**Auszug:**

Dialektik heißt dem PLATON  die Kunst, ein Gespräch zu führen.  Nicht die Kunst, jemanden um irgendeines äußeren Erfolges willen zu Vorstellungen zu bringen, die man selbst nicht für die rechten hält, nicht Kunst des Scheins.

Daher richtig, auch den Namen der Dialektik wieder aufzunehmen, welche eigentlich Kunst des Gedankenwechsels ist von einer Differenz des Denkens aus, denn sonst gibt es keinen Wechsel, bis zu einer Übereinstimmung, denn sonst gibt es keinen Schluß.

Dialektik = Kunst des Gedankenwechsels, Kunst, mit einem andern in einer regelmäßigen Konstruktion der Gedanken zu bleiben, woraus ein Wissen hervorgeht. Es könnte wunderlich scheinen, daß die erste philosophische Disziplin einen so speziellen Namen bekam. Es erklärt sich aber leicht. Denn als man die Prinzipien des Philosophierens fand, wurde die freiere Komposition des bis dahin geltenden poetischen Philosophierens bloße Willkür, und aus dieser zu befreien kam der Dialog der sokratischen Schule auf, der ein und dasselbe war mit der wissenschaftlichen Konstruktion. Auch liegt noch etwas Tieferes in dem Namen, ohne welches er gewiß nicht so lange gültig geblieben wäre, nämlich die  Gemeinschaftlichkeit  des Denkens und der Konstruktion, die Identität der Prinzipien und des Verfahrens in allen.

Dialektik = Kunst, ein Gespräch zu führen und zu leiten. Das scheint freilich etwas sehr Spezielles zu sein für einen so großen Gegenstand. Aber ein Gespräch führt man doch nicht, wenn man vollkommen einerlei Meinung ist, sondern nur bei Differenz der Vorstellungen, und das Gespräch soll eben die Differenz aufheben. Demnach die Erklärung gefaßt, ist sie so zu stellen:  Dialektik ist die Kunst, von einer Differenz im Denken zur Übereinstimmung zu kommen.

**Schriftliche Aufgabe:** Wiederhole aus dem Auszug über Dialektik wortgetreu alles von „Dialektik heißt dem“ bis hinunter zu „Kunst des Scheins.“. Die Zeilen stammen aus einer anderen Quelle.

**Zeilen des Datensatzes:**
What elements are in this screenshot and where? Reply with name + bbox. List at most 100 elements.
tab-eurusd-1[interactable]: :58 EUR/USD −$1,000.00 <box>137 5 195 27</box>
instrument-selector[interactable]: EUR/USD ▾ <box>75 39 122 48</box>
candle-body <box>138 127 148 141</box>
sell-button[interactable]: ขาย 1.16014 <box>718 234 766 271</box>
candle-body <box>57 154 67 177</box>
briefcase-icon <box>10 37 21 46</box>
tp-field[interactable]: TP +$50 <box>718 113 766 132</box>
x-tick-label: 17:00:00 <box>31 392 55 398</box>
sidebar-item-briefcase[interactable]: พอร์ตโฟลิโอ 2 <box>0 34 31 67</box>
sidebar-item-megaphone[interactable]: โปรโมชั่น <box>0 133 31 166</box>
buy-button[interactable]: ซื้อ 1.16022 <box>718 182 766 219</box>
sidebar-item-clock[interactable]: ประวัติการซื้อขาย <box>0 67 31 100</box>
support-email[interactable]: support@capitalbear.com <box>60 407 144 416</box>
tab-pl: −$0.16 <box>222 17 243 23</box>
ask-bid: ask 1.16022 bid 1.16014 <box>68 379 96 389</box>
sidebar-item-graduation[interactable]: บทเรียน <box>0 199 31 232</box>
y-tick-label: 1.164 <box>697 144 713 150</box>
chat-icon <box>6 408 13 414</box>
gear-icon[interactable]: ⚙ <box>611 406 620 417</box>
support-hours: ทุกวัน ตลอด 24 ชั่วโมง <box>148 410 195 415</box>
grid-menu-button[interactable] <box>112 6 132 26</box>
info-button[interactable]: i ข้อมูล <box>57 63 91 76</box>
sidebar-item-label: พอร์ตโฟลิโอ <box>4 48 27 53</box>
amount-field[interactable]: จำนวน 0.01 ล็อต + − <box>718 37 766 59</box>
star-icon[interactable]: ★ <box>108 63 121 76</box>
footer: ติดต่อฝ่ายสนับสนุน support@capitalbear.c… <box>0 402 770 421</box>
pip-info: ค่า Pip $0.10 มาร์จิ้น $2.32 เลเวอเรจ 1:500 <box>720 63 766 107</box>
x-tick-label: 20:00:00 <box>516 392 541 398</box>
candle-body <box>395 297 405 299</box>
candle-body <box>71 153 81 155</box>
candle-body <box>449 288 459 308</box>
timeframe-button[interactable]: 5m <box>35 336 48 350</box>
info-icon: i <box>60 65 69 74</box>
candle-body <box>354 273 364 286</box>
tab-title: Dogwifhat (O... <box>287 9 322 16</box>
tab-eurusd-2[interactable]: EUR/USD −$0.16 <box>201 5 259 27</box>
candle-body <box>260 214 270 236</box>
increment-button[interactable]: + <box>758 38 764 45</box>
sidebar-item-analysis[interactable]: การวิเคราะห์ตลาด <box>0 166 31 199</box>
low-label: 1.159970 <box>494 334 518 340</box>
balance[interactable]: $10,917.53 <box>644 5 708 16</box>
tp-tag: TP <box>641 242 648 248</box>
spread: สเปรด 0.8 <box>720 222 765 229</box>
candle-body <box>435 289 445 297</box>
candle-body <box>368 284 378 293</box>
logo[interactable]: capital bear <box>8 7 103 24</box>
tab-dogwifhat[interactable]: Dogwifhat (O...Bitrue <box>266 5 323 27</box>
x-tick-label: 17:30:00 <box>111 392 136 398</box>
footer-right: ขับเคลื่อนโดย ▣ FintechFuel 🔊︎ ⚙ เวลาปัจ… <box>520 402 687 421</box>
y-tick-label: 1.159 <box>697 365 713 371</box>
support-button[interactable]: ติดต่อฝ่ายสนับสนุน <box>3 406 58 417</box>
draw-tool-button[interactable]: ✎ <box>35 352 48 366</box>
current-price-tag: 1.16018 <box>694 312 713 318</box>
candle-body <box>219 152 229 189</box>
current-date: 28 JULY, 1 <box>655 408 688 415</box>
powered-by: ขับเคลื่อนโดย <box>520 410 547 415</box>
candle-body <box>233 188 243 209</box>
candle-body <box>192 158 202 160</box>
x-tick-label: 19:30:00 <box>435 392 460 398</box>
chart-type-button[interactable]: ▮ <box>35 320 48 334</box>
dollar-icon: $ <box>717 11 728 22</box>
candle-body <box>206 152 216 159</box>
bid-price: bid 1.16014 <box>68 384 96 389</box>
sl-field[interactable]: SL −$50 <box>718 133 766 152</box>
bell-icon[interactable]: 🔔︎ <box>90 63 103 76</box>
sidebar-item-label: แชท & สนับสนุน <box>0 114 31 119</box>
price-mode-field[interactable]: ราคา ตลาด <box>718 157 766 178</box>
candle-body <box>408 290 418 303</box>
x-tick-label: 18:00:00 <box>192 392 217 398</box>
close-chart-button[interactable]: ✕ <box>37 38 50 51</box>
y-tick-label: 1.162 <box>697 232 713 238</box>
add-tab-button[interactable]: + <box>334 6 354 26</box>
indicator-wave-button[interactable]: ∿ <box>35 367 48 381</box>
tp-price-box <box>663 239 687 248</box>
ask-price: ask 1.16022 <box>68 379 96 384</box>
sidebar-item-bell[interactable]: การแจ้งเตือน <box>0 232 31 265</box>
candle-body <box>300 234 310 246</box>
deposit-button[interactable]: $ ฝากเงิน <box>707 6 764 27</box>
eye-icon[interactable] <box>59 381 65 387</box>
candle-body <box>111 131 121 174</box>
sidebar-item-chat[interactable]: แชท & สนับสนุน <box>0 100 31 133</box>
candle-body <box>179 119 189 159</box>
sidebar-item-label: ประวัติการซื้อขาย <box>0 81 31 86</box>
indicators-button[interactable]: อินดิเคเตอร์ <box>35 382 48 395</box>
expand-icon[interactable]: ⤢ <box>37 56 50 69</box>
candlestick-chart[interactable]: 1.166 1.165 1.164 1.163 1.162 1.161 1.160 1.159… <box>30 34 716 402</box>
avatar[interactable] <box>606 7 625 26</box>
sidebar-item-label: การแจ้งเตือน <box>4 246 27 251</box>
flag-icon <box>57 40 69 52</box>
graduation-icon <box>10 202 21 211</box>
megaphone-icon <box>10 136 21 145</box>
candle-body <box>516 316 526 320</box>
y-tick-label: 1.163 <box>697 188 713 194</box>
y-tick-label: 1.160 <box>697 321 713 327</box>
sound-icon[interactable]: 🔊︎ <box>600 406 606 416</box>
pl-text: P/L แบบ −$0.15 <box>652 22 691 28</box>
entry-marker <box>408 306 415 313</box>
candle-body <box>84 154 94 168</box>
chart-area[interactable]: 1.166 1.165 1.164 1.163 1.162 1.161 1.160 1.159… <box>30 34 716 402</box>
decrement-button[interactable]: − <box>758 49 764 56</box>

**Schriftliche Antwort:**
Dialektik heißt dem PLATON  die Kunst, ein Gespräch zu führen.  Nicht die Kunst, jemanden um irgendeines äußeren Erfolges willen zu Vorstellungen zu bringen, die man selbst nicht für die rechten hält, nicht Kunst des Scheins.